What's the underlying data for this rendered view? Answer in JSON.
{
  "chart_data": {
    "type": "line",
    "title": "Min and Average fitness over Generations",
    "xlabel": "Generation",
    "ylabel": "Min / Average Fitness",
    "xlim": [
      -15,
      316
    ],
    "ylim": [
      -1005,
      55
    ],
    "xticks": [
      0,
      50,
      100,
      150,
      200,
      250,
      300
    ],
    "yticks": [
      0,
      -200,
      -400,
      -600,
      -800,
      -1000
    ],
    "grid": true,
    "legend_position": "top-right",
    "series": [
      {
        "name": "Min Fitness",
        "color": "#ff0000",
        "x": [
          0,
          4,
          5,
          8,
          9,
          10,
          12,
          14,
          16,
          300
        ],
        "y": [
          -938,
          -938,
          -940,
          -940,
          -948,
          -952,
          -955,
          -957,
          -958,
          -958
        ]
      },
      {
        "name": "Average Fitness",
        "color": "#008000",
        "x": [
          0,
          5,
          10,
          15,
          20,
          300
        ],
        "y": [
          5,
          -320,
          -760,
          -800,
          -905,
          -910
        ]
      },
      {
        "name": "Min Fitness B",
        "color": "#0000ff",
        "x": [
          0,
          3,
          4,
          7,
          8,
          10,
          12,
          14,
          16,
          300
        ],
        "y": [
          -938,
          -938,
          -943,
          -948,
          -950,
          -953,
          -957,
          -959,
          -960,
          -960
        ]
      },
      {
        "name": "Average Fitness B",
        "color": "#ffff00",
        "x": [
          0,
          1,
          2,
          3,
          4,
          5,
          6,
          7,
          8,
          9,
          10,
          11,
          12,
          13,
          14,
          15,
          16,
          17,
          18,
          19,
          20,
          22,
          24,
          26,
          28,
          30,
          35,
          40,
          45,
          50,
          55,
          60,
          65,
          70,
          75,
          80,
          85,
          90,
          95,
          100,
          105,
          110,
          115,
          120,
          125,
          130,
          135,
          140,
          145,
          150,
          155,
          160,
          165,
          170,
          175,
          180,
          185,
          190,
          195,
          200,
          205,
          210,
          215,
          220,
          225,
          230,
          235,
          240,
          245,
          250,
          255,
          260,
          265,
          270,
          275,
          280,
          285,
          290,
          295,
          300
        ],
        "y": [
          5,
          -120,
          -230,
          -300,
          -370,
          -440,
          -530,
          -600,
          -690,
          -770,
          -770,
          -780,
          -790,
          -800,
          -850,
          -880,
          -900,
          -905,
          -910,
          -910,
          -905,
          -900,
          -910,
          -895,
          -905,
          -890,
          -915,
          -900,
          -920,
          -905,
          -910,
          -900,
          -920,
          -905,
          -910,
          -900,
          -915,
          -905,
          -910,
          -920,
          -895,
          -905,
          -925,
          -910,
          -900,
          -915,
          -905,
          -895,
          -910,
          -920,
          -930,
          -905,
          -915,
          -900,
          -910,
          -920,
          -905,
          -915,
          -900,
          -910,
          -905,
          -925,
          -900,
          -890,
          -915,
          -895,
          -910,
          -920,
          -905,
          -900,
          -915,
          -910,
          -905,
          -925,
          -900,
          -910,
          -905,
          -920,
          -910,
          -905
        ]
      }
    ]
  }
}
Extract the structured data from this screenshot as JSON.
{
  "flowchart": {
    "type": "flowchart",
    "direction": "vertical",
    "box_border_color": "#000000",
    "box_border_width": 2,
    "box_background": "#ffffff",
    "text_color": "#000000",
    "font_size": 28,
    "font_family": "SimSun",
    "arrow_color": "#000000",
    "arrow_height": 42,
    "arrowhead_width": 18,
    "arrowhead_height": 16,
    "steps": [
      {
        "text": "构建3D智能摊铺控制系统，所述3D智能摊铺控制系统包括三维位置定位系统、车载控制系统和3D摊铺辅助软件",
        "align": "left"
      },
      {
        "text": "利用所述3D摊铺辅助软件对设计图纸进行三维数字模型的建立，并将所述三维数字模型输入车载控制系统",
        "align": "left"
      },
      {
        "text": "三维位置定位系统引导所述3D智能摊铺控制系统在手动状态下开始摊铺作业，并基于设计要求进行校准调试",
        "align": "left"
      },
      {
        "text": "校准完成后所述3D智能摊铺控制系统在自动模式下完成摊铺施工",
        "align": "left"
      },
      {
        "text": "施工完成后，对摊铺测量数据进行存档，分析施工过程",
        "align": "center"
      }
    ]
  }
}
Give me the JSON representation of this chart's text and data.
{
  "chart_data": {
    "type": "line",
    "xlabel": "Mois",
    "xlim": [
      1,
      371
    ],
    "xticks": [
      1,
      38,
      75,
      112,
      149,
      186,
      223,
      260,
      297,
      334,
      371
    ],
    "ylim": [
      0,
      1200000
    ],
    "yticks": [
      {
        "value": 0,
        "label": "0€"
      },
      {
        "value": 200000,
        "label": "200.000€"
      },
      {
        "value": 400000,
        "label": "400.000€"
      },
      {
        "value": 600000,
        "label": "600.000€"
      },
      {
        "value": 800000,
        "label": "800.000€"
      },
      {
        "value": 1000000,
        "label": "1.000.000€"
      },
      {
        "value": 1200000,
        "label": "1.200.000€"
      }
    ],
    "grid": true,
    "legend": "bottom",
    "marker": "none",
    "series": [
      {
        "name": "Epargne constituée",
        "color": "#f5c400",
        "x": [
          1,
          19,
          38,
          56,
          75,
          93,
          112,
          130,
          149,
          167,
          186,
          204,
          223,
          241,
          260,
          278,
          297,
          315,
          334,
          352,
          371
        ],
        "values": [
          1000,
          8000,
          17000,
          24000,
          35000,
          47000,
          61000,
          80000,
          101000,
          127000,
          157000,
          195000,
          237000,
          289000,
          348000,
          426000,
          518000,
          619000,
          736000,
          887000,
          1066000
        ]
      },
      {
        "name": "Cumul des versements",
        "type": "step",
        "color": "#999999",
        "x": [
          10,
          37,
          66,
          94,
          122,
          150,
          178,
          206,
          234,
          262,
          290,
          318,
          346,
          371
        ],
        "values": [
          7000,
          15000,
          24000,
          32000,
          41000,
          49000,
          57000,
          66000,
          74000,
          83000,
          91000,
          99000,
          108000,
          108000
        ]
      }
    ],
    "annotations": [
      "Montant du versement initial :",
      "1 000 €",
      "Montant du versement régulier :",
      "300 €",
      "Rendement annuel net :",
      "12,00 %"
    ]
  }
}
◆ ◆ ◆
### Stated goal
Write out every entry verbatim.

### Exercise solution
What's the underlying data for this rendered view? Answer in JSON.
{
  "chart_data": {
    "type": "line",
    "title": "Min and Average fitness over Generations",
    "xlabel": "Generation",
    "ylabel": "Min / Average Fitness",
    "xlim": [
      -15,
      316
    ],
    "ylim": [
      -1005,
      55
    ],
    "xticks": [
      0,
      50,
      100,
      150,
      200,
      250,
      300
    ],
    "yticks": [
      0,
      -200,
      -400,
      -600,
      -800,
      -1000
    ],
    "grid": true,
    "legend_position": "top-right",
    "series": [
      {
        "name": "Min Fitness",
        "color": "#ff0000",
        "x": [
          0,
          4,
          5,
          8,
          9,
          10,
          12,
          14,
          16,
          300
        ],
        "y": [
          -938,
          -938,
          -940,
          -940,
          -948,
          -952,
          -955,
          -957,
          -958,
          -958
        ]
      },
      {
        "name": "Average Fitness",
        "color": "#008000",
        "x": [
          0,
          5,
          10,
          15,
          20,
          300
        ],
        "y": [
          5,
          -320,
          -760,
          -800,
          -905,
          -910
        ]
      },
      {
        "name": "Min Fitness B",
        "color": "#0000ff",
        "x": [
          0,
          3,
          4,
          7,
          8,
          10,
          12,
          14,
          16,
          300
        ],
        "y": [
          -938,
          -938,
          -943,
          -948,
          -950,
          -953,
          -957,
          -959,
          -960,
          -960
        ]
      },
      {
        "name": "Average Fitness B",
        "color": "#ffff00",
        "x": [
          0,
          1,
          2,
          3,
          4,
          5,
          6,
          7,
          8,
          9,
          10,
          11,
          12,
          13,
          14,
          15,
          16,
          17,
          18,
          19,
          20,
          22,
          24,
          26,
          28,
          30,
          35,
          40,
          45,
          50,
          55,
          60,
          65,
          70,
          75,
          80,
          85,
          90,
          95,
          100,
          105,
          110,
          115,
          120,
          125,
          130,
          135,
          140,
          145,
          150,
          155,
          160,
          165,
          170,
          175,
          180,
          185,
          190,
          195,
          200,
          205,
          210,
          215,
          220,
          225,
          230,
          235,
          240,
          245,
          250,
          255,
          260,
          265,
          270,
          275,
          280,
          285,
          290,
          295,
          300
        ],
        "y": [
          5,
          -120,
          -230,
          -300,
          -370,
          -440,
          -530,
          -600,
          -690,
          -770,
          -770,
          -780,
          -790,
          -800,
          -850,
          -880,
          -900,
          -905,
          -910,
          -910,
          -905,
          -900,
          -910,
          -895,
          -905,
          -890,
          -915,
          -900,
          -920,
          -905,
          -910,
          -900,
          -920,
          -905,
          -910,
          -900,
          -915,
          -905,
          -910,
          -920,
          -895,
          -905,
          -925,
          -910,
          -900,
          -915,
          -905,
          -895,
          -910,
          -920,
          -930,
          -905,
          -915,
          -900,
          -910,
          -920,
          -905,
          -915,
          -900,
          -910,
          -905,
          -925,
          -900,
          -890,
          -915,
          -895,
          -910,
          -920,
          -905,
          -900,
          -915,
          -910,
          -905,
          -925,
          -900,
          -910,
          -905,
          -920,
          -910,
          -905
        ]
      }
    ]
  }
}
Extract the structured data from this screenshot as JSON.
{
  "flowchart": {
    "type": "flowchart",
    "direction": "vertical",
    "box_border_color": "#000000",
    "box_border_width": 2,
    "box_background": "#ffffff",
    "text_color": "#000000",
    "font_size": 28,
    "font_family": "SimSun",
    "arrow_color": "#000000",
    "arrow_height": 42,
    "arrowhead_width": 18,
    "arrowhead_height": 16,
    "steps": [
      {
        "text": "构建3D智能摊铺控制系统，所述3D智能摊铺控制系统包括三维位置定位系统、车载控制系统和3D摊铺辅助软件",
        "align": "left"
      },
      {
        "text": "利用所述3D摊铺辅助软件对设计图纸进行三维数字模型的建立，并将所述三维数字模型输入车载控制系统",
        "align": "left"
      },
      {
        "text": "三维位置定位系统引导所述3D智能摊铺控制系统在手动状态下开始摊铺作业，并基于设计要求进行校准调试",
        "align": "left"
      },
      {
        "text": "校准完成后所述3D智能摊铺控制系统在自动模式下完成摊铺施工",
        "align": "left"
      },
      {
        "text": "施工完成后，对摊铺测量数据进行存档，分析施工过程",
        "align": "center"
      }
    ]
  }
}
Give me the JSON representation of this chart's text and data.
{
  "chart_data": {
    "type": "line",
    "xlabel": "Mois",
    "xlim": [
      1,
      371
    ],
    "xticks": [
      1,
      38,
      75,
      112,
      149,
      186,
      223,
      260,
      297,
      334,
      371
    ],
    "ylim": [
      0,
      1200000
    ],
    "yticks": [
      {
        "value": 0,
        "label": "0€"
      },
      {
        "value": 200000,
        "label": "200.000€"
      },
      {
        "value": 400000,
        "label": "400.000€"
      },
      {
        "value": 600000,
        "label": "600.000€"
      },
      {
        "value": 800000,
        "label": "800.000€"
      },
      {
        "value": 1000000,
        "label": "1.000.000€"
      },
      {
        "value": 1200000,
        "label": "1.200.000€"
      }
    ],
    "grid": true,
    "legend": "bottom",
    "marker": "none",
    "series": [
      {
        "name": "Epargne constituée",
        "color": "#f5c400",
        "x": [
          1,
          19,
          38,
          56,
          75,
          93,
          112,
          130,
          149,
          167,
          186,
          204,
          223,
          241,
          260,
          278,
          297,
          315,
          334,
          352,
          371
        ],
        "values": [
          1000,
          8000,
          17000,
          24000,
          35000,
          47000,
          61000,
          80000,
          101000,
          127000,
          157000,
          195000,
          237000,
          289000,
          348000,
          426000,
          518000,
          619000,
          736000,
          887000,
          1066000
        ]
      },
      {
        "name": "Cumul des versements",
        "type": "step",
        "color": "#999999",
        "x": [
          10,
          37,
          66,
          94,
          122,
          150,
          178,
          206,
          234,
          262,
          290,
          318,
          346,
          371
        ],
        "values": [
          7000,
          15000,
          24000,
          32000,
          41000,
          49000,
          57000,
          66000,
          74000,
          83000,
          91000,
          99000,
          108000,
          108000
        ]
      }
    ],
    "annotations": [
      "Montant du versement initial :",
      "1 000 €",
      "Montant du versement régulier :",
      "300 €",
      "Rendement annuel net :",
      "12,00 %"
    ]
  }
}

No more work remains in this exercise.